◆ Dataset records ◆

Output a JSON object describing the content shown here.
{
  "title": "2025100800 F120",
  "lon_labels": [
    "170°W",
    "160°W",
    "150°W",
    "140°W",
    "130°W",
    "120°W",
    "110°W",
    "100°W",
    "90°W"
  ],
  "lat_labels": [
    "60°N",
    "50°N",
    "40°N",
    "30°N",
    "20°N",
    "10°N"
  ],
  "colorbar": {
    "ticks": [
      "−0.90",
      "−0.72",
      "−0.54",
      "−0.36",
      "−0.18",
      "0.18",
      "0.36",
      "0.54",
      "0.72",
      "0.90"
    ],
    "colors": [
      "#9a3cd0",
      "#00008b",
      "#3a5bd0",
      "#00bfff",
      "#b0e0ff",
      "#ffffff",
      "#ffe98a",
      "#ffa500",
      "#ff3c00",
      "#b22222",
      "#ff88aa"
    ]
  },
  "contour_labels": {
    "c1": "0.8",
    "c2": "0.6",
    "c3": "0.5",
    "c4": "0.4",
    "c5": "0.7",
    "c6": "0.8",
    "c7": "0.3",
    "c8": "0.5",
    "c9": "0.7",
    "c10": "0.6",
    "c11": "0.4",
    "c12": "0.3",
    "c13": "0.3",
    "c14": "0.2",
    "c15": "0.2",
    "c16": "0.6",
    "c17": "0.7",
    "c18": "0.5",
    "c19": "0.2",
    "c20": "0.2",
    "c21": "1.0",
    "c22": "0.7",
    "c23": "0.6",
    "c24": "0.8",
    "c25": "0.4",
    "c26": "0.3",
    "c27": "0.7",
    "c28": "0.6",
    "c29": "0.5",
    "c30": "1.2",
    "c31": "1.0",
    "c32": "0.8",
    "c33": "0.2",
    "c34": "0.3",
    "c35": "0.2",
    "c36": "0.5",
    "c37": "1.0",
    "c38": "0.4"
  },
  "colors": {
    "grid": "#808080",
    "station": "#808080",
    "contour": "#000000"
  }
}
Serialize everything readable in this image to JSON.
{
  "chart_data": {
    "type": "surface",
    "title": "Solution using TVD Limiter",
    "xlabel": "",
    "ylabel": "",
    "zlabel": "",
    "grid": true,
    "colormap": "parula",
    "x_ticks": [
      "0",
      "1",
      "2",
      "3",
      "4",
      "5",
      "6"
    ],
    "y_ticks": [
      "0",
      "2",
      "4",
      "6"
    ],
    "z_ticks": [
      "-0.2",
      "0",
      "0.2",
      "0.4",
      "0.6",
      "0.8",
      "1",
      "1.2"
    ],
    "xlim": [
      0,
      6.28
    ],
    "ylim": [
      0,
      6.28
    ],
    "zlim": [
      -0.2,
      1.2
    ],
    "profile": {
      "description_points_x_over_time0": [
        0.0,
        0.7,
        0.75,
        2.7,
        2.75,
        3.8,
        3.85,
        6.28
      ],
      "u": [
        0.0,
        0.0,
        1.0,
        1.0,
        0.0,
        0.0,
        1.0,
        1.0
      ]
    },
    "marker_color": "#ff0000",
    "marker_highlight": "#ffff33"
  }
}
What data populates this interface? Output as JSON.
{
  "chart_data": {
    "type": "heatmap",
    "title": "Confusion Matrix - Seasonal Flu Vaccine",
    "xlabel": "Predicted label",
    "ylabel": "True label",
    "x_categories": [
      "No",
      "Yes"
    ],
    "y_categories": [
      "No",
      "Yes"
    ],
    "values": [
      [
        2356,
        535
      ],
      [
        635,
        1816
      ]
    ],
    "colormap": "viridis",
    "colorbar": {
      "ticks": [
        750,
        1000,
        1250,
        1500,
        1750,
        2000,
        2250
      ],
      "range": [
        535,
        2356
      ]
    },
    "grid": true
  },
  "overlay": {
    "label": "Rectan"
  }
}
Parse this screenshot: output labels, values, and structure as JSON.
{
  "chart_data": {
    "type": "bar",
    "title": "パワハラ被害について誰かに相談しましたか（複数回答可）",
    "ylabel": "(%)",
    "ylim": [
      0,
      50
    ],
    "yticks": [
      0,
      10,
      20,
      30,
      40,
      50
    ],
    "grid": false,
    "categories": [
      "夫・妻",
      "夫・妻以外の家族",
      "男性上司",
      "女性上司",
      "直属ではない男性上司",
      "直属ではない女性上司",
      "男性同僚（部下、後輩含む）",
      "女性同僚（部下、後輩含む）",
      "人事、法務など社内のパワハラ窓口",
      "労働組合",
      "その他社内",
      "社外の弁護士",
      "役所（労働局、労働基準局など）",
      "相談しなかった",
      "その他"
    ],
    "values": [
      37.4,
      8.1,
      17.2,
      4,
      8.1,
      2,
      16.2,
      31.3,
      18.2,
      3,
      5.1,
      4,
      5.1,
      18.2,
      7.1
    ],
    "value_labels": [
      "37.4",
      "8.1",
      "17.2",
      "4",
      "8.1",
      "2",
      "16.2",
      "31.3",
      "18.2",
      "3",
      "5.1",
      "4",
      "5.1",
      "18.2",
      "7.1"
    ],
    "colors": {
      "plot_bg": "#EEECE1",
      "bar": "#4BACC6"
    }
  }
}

◆ To be done ◆
Print every record above exactly as written.

◆ Exercise result ◆
Output a JSON object describing the content shown here.
{
  "title": "2025100800 F120",
  "lon_labels": [
    "170°W",
    "160°W",
    "150°W",
    "140°W",
    "130°W",
    "120°W",
    "110°W",
    "100°W",
    "90°W"
  ],
  "lat_labels": [
    "60°N",
    "50°N",
    "40°N",
    "30°N",
    "20°N",
    "10°N"
  ],
  "colorbar": {
    "ticks": [
      "−0.90",
      "−0.72",
      "−0.54",
      "−0.36",
      "−0.18",
      "0.18",
      "0.36",
      "0.54",
      "0.72",
      "0.90"
    ],
    "colors": [
      "#9a3cd0",
      "#00008b",
      "#3a5bd0",
      "#00bfff",
      "#b0e0ff",
      "#ffffff",
      "#ffe98a",
      "#ffa500",
      "#ff3c00",
      "#b22222",
      "#ff88aa"
    ]
  },
  "contour_labels": {
    "c1": "0.8",
    "c2": "0.6",
    "c3": "0.5",
    "c4": "0.4",
    "c5": "0.7",
    "c6": "0.8",
    "c7": "0.3",
    "c8": "0.5",
    "c9": "0.7",
    "c10": "0.6",
    "c11": "0.4",
    "c12": "0.3",
    "c13": "0.3",
    "c14": "0.2",
    "c15": "0.2",
    "c16": "0.6",
    "c17": "0.7",
    "c18": "0.5",
    "c19": "0.2",
    "c20": "0.2",
    "c21": "1.0",
    "c22": "0.7",
    "c23": "0.6",
    "c24": "0.8",
    "c25": "0.4",
    "c26": "0.3",
    "c27": "0.7",
    "c28": "0.6",
    "c29": "0.5",
    "c30": "1.2",
    "c31": "1.0",
    "c32": "0.8",
    "c33": "0.2",
    "c34": "0.3",
    "c35": "0.2",
    "c36": "0.5",
    "c37": "1.0",
    "c38": "0.4"
  },
  "colors": {
    "grid": "#808080",
    "station": "#808080",
    "contour": "#000000"
  }
}
Serialize everything readable in this image to JSON.
{
  "chart_data": {
    "type": "surface",
    "title": "Solution using TVD Limiter",
    "xlabel": "",
    "ylabel": "",
    "zlabel": "",
    "grid": true,
    "colormap": "parula",
    "x_ticks": [
      "0",
      "1",
      "2",
      "3",
      "4",
      "5",
      "6"
    ],
    "y_ticks": [
      "0",
      "2",
      "4",
      "6"
    ],
    "z_ticks": [
      "-0.2",
      "0",
      "0.2",
      "0.4",
      "0.6",
      "0.8",
      "1",
      "1.2"
    ],
    "xlim": [
      0,
      6.28
    ],
    "ylim": [
      0,
      6.28
    ],
    "zlim": [
      -0.2,
      1.2
    ],
    "profile": {
      "description_points_x_over_time0": [
        0.0,
        0.7,
        0.75,
        2.7,
        2.75,
        3.8,
        3.85,
        6.28
      ],
      "u": [
        0.0,
        0.0,
        1.0,
        1.0,
        0.0,
        0.0,
        1.0,
        1.0
      ]
    },
    "marker_color": "#ff0000",
    "marker_highlight": "#ffff33"
  }
}
What data populates this interface? Output as JSON.
{
  "chart_data": {
    "type": "heatmap",
    "title": "Confusion Matrix - Seasonal Flu Vaccine",
    "xlabel": "Predicted label",
    "ylabel": "True label",
    "x_categories": [
      "No",
      "Yes"
    ],
    "y_categories": [
      "No",
      "Yes"
    ],
    "values": [
      [
        2356,
        535
      ],
      [
        635,
        1816
      ]
    ],
    "colormap": "viridis",
    "colorbar": {
      "ticks": [
        750,
        1000,
        1250,
        1500,
        1750,
        2000,
        2250
      ],
      "range": [
        535,
        2356
      ]
    },
    "grid": true
  },
  "overlay": {
    "label": "Rectan"
  }
}
Parse this screenshot: output labels, values, and structure as JSON.
{
  "chart_data": {
    "type": "bar",
    "title": "パワハラ被害について誰かに相談しましたか（複数回答可）",
    "ylabel": "(%)",
    "ylim": [
      0,
      50
    ],
    "yticks": [
      0,
      10,
      20,
      30,
      40,
      50
    ],
    "grid": false,
    "categories": [
      "夫・妻",
      "夫・妻以外の家族",
      "男性上司",
      "女性上司",
      "直属ではない男性上司",
      "直属ではない女性上司",
      "男性同僚（部下、後輩含む）",
      "女性同僚（部下、後輩含む）",
      "人事、法務など社内のパワハラ窓口",
      "労働組合",
      "その他社内",
      "社外の弁護士",
      "役所（労働局、労働基準局など）",
      "相談しなかった",
      "その他"
    ],
    "values": [
      37.4,
      8.1,
      17.2,
      4,
      8.1,
      2,
      16.2,
      31.3,
      18.2,
      3,
      5.1,
      4,
      5.1,
      18.2,
      7.1
    ],
    "value_labels": [
      "37.4",
      "8.1",
      "17.2",
      "4",
      "8.1",
      "2",
      "16.2",
      "31.3",
      "18.2",
      "3",
      "5.1",
      "4",
      "5.1",
      "18.2",
      "7.1"
    ],
    "colors": {
      "plot_bg": "#EEECE1",
      "bar": "#4BACC6"
    }
  }
}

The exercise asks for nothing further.